◆ **Task objective**: Take every line from the listing below that includes "reload" and copy it.

◆ **Extracted records**:
==========

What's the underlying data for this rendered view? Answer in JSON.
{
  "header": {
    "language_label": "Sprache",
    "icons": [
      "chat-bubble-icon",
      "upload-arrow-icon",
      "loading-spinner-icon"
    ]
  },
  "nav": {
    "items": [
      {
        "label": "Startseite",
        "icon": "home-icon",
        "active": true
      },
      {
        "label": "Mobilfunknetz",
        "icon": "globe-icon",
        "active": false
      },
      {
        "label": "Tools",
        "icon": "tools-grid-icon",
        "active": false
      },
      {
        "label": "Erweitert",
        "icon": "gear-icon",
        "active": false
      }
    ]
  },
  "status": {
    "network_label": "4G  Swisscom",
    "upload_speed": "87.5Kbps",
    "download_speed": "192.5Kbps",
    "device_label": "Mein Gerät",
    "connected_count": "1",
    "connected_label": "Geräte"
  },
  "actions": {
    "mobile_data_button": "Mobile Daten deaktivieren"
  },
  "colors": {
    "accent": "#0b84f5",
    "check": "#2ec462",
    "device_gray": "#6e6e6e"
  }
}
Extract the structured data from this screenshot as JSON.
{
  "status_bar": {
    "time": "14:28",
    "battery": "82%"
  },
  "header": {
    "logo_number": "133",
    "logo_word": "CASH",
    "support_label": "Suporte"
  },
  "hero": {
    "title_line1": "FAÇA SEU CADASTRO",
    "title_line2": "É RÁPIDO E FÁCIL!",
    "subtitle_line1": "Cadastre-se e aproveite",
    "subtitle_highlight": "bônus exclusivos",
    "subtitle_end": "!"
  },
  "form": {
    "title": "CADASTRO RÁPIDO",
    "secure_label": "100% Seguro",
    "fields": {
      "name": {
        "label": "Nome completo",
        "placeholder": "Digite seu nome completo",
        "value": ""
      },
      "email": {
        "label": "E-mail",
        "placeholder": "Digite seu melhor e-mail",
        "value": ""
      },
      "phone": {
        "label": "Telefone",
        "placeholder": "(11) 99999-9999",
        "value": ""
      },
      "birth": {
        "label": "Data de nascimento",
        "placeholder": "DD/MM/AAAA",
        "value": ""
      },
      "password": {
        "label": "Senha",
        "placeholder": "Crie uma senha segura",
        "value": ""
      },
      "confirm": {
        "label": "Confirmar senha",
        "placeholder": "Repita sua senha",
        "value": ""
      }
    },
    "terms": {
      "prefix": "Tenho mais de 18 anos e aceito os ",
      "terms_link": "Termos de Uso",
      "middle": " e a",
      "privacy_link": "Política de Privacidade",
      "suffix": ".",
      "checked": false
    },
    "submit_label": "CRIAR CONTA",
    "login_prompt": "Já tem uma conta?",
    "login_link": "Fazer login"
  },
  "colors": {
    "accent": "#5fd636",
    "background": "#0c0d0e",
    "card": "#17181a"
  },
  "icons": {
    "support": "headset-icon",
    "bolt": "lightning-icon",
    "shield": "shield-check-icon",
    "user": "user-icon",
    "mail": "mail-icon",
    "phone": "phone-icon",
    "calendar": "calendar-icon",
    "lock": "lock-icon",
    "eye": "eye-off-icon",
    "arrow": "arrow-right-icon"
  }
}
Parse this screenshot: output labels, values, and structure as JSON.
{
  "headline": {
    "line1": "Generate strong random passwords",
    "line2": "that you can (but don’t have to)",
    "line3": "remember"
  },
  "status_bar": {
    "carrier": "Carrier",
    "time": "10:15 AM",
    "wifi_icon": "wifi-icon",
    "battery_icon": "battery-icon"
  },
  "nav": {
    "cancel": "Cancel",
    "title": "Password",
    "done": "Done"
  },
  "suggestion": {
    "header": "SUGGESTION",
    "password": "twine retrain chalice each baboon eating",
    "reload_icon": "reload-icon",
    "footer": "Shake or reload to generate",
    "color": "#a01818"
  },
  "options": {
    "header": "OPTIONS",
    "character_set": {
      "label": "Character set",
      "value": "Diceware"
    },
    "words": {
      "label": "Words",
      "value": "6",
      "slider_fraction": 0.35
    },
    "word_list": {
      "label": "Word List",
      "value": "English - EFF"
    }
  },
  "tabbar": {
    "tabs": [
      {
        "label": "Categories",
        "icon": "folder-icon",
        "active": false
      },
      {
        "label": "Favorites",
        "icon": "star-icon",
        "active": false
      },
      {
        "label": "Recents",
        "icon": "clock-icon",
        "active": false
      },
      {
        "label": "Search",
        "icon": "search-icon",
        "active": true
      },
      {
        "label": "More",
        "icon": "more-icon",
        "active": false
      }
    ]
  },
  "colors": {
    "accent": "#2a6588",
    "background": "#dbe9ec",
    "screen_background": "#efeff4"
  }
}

==========

◆ **Written solution**:
    "reload_icon": "reload-icon",
    "footer": "Shake or reload to generate",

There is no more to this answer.